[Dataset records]
-- begin --

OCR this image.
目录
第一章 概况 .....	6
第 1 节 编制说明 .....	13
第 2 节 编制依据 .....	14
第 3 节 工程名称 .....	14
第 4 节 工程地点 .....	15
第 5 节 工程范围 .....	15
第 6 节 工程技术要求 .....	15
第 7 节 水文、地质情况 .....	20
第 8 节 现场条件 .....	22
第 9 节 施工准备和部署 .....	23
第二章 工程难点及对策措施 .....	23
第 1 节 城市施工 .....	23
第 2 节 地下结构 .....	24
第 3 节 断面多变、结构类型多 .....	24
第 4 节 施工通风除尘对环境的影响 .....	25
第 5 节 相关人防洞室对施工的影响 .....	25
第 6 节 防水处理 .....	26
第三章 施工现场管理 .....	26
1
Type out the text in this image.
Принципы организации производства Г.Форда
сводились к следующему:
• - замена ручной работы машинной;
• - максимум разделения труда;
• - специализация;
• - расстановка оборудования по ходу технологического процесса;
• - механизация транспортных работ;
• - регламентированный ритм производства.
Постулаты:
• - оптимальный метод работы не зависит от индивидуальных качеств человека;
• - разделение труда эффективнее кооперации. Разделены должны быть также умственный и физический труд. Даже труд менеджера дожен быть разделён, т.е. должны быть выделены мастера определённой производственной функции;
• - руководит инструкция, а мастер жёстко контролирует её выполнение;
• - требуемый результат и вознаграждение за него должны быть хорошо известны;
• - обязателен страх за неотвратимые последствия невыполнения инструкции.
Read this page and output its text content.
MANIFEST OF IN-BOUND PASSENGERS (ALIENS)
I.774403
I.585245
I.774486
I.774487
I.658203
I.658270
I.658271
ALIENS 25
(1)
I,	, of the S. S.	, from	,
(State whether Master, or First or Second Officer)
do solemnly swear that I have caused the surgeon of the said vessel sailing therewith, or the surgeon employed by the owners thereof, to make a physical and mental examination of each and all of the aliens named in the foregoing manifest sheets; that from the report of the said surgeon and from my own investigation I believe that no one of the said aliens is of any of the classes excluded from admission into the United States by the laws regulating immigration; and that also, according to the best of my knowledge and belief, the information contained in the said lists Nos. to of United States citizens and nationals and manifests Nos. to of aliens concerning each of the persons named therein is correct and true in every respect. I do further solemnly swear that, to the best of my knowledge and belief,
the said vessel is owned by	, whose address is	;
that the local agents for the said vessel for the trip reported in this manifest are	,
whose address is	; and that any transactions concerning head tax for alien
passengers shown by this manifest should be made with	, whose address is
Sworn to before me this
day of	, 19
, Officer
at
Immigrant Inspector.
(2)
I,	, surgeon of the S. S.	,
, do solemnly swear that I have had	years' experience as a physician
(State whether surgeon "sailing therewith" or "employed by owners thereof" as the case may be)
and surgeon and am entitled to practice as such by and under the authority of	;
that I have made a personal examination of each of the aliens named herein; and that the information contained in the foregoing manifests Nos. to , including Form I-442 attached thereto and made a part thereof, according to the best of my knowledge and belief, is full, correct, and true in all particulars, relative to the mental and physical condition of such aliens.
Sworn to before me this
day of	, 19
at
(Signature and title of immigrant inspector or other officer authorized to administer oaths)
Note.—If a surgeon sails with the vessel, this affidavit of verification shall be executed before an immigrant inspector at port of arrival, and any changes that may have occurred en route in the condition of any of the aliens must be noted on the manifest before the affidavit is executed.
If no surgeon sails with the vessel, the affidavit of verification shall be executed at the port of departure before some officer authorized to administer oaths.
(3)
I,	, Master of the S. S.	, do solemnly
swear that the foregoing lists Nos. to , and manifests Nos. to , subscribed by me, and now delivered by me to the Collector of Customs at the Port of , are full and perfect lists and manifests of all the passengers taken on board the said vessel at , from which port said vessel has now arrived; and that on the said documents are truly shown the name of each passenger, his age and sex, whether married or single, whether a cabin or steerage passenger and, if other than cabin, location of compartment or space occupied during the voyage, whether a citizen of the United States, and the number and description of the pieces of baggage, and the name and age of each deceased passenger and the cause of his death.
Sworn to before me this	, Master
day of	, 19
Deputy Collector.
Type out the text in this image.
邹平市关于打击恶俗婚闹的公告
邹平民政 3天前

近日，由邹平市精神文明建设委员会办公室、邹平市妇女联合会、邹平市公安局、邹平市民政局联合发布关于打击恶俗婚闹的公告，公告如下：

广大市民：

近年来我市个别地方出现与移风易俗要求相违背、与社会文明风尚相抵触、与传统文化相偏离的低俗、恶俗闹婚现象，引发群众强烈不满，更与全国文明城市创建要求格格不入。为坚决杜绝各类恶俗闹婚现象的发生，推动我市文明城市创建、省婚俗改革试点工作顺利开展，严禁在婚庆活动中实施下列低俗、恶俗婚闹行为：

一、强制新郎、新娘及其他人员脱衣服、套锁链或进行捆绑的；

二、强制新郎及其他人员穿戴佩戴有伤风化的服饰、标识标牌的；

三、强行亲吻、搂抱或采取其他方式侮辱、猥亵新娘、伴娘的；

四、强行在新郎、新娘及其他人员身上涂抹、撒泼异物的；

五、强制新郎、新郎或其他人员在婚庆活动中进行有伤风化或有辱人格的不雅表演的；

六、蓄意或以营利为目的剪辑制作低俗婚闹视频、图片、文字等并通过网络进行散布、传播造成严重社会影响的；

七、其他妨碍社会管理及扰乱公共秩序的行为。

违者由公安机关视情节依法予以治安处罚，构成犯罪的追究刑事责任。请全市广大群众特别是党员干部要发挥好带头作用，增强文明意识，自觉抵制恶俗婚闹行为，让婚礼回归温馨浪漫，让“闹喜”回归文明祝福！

-- end --

- _SHORT TASK_:
Note every line above where the string "sailing" shows up, and copy those lines.

- _RESULT OF THE TASK_:
do solemnly swear that I have caused the surgeon of the said vessel sailing therewith, or the surgeon employed by the owners thereof, to make a physical and mental examination of each and all of the aliens named in the foregoing manifest sheets; that from the report of the said surgeon and from my own investigation I believe that no one of the said aliens is of any of the classes excluded from admission into the United States by the laws regulating immigration; and that also, according to the best of my knowledge and belief, the information contained in the said lists Nos. to of United States citizens and nationals and manifests Nos. to of aliens concerning each of the persons named therein is correct and true in every respect. I do further solemnly swear that, to the best of my knowledge and belief,
(State whether surgeon "sailing therewith" or "employed by owners thereof" as the case may be)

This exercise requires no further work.